**Task description:**
Pick every line from the data that holds the word "Pump".

--- START OF Supplied records ---

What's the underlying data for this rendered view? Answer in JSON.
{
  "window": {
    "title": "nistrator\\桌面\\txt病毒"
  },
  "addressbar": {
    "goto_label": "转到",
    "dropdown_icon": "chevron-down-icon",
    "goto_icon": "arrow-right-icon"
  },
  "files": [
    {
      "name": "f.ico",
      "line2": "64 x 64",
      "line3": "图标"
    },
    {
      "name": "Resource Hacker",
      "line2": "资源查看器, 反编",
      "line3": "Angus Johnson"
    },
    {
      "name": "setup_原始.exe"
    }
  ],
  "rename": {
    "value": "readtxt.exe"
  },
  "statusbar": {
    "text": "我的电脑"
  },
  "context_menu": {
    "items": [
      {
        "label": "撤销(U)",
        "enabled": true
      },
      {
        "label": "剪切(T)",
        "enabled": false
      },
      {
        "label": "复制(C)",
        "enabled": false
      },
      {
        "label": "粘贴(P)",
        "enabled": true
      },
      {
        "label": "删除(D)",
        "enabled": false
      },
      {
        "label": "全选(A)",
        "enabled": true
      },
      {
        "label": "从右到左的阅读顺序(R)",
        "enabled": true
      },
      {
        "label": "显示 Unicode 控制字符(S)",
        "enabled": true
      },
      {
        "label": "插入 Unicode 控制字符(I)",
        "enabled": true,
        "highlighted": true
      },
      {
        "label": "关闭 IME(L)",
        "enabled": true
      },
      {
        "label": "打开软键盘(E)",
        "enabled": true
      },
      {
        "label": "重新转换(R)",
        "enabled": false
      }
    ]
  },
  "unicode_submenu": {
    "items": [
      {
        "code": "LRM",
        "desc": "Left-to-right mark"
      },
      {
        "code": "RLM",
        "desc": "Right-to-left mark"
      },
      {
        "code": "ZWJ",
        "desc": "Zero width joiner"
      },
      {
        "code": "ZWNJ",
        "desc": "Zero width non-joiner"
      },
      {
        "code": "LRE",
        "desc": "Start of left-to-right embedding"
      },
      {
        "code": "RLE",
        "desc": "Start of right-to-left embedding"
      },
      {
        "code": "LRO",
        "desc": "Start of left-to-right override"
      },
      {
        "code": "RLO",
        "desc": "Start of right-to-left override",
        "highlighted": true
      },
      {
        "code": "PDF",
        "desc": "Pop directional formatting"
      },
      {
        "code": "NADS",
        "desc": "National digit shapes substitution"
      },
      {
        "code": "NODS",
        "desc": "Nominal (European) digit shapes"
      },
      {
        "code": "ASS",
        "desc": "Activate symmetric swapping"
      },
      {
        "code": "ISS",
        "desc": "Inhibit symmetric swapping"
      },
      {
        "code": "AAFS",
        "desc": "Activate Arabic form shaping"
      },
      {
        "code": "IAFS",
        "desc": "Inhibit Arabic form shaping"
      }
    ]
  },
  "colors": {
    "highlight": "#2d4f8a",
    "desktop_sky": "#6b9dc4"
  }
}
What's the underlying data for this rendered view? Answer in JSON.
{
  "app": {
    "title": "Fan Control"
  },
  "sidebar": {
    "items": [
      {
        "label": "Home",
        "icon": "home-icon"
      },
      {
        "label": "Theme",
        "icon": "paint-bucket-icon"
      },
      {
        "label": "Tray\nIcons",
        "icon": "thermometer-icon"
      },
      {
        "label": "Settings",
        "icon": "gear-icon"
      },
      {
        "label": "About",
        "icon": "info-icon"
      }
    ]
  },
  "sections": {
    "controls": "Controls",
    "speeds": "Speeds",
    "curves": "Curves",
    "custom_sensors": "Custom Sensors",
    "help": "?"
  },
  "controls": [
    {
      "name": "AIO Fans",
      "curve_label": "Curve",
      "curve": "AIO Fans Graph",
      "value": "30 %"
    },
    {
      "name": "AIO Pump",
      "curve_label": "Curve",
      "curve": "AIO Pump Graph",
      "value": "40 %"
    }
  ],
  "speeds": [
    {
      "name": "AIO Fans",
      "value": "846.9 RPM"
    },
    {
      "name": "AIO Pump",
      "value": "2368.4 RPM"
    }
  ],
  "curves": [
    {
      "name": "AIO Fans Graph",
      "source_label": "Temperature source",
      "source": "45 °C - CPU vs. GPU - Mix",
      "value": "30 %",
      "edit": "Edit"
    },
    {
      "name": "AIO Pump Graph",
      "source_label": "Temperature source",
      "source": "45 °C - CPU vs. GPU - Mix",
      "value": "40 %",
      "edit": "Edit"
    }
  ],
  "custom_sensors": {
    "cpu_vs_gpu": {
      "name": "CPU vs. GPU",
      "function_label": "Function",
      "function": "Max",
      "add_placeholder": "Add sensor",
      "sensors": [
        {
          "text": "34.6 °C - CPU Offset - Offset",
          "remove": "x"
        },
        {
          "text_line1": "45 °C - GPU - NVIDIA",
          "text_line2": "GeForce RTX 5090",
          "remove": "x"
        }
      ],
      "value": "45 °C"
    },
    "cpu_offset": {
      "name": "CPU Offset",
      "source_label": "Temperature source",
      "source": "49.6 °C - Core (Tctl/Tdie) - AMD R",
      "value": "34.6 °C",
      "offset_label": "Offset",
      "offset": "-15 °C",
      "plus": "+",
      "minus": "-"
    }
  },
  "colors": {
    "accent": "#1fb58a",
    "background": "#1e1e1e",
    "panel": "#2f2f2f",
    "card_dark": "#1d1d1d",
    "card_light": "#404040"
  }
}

--- END OF Supplied records ---

**The result:**
      "name": "AIO Pump",
      "curve": "AIO Pump Graph",
      "name": "AIO Pump",
      "name": "AIO Pump Graph",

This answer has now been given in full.